**WHAT YOU SHOULD DO**
Repeat the data verbatim.

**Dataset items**
>>
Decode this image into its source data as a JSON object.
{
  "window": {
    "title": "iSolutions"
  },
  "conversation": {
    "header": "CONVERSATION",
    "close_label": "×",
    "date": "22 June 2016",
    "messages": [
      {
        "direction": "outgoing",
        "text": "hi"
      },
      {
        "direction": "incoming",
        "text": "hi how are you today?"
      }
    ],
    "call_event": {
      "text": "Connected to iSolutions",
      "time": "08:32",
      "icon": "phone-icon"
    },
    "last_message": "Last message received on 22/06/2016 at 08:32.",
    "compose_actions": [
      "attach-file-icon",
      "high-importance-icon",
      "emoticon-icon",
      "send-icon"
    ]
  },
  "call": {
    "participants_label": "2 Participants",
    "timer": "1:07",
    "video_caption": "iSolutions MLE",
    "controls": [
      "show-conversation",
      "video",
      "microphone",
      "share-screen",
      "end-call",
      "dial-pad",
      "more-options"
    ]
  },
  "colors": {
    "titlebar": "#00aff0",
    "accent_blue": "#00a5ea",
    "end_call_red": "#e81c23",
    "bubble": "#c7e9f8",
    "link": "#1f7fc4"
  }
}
<<
**WRITTEN REPLY**
Decode this image into its source data as a JSON object.
{
  "window": {
    "title": "iSolutions"
  },
  "conversation": {
    "header": "CONVERSATION",
    "close_label": "×",
    "date": "22 June 2016",
    "messages": [
      {
        "direction": "outgoing",
        "text": "hi"
      },
      {
        "direction": "incoming",
        "text": "hi how are you today?"
      }
    ],
    "call_event": {
      "text": "Connected to iSolutions",
      "time": "08:32",
      "icon": "phone-icon"
    },
    "last_message": "Last message received on 22/06/2016 at 08:32.",
    "compose_actions": [
      "attach-file-icon",
      "high-importance-icon",
      "emoticon-icon",
      "send-icon"
    ]
  },
  "call": {
    "participants_label": "2 Participants",
    "timer": "1:07",
    "video_caption": "iSolutions MLE",
    "controls": [
      "show-conversation",
      "video",
      "microphone",
      "share-screen",
      "end-call",
      "dial-pad",
      "more-options"
    ]
  },
  "colors": {
    "titlebar": "#00aff0",
    "accent_blue": "#00a5ea",
    "end_call_red": "#e81c23",
    "bubble": "#c7e9f8",
    "link": "#1f7fc4"
  }
}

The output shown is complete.